Supplied records:

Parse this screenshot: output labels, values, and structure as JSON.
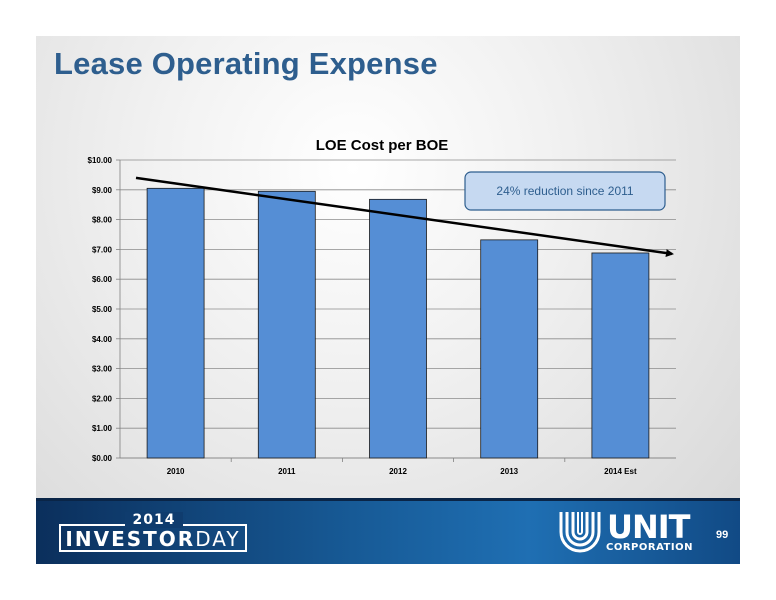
{
  "slide": {
    "title": "Lease Operating Expense",
    "page_number": "99"
  },
  "footer": {
    "investor_year": "2014",
    "investor_word_1": "INVESTOR",
    "investor_word_2": "DAY",
    "company_name": "UNIT",
    "company_sub": "CORPORATION"
  },
  "colors": {
    "bar": "#558ed5",
    "title": "#2e5e8e",
    "footer": "#175a96",
    "callout": "#c6d9f1"
  },
  "chart_data": {
    "type": "bar",
    "title": "LOE Cost per BOE",
    "categories": [
      "2010",
      "2011",
      "2012",
      "2013",
      "2014 Est"
    ],
    "values": [
      9.05,
      8.95,
      8.68,
      7.32,
      6.88
    ],
    "ylim": [
      0,
      10
    ],
    "yticks": [
      "$0.00",
      "$1.00",
      "$2.00",
      "$3.00",
      "$4.00",
      "$5.00",
      "$6.00",
      "$7.00",
      "$8.00",
      "$9.00",
      "$10.00"
    ],
    "ytick_values": [
      0,
      1,
      2,
      3,
      4,
      5,
      6,
      7,
      8,
      9,
      10
    ],
    "grid": true,
    "trend_line": {
      "start": 9.4,
      "end": 6.85
    },
    "annotation": "24% reduction since 2011"
  }
}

Task statement:
From start to finish, output the listing exactly, but omit its pictures.

Solved exercise:
Parse this screenshot: output labels, values, and structure as JSON.
{
  "slide": {
    "title": "Lease Operating Expense",
    "page_number": "99"
  },
  "footer": {
    "investor_year": "2014",
    "investor_word_1": "INVESTOR",
    "investor_word_2": "DAY",
    "company_name": "UNIT",
    "company_sub": "CORPORATION"
  },
  "colors": {
    "bar": "#558ed5",
    "title": "#2e5e8e",
    "footer": "#175a96",
    "callout": "#c6d9f1"
  },
  "chart_data": {
    "type": "bar",
    "title": "LOE Cost per BOE",
    "categories": [
      "2010",
      "2011",
      "2012",
      "2013",
      "2014 Est"
    ],
    "values": [
      9.05,
      8.95,
      8.68,
      7.32,
      6.88
    ],
    "ylim": [
      0,
      10
    ],
    "yticks": [
      "$0.00",
      "$1.00",
      "$2.00",
      "$3.00",
      "$4.00",
      "$5.00",
      "$6.00",
      "$7.00",
      "$8.00",
      "$9.00",
      "$10.00"
    ],
    "ytick_values": [
      0,
      1,
      2,
      3,
      4,
      5,
      6,
      7,
      8,
      9,
      10
    ],
    "grid": true,
    "trend_line": {
      "start": 9.4,
      "end": 6.85
    },
    "annotation": "24% reduction since 2011"
  }
}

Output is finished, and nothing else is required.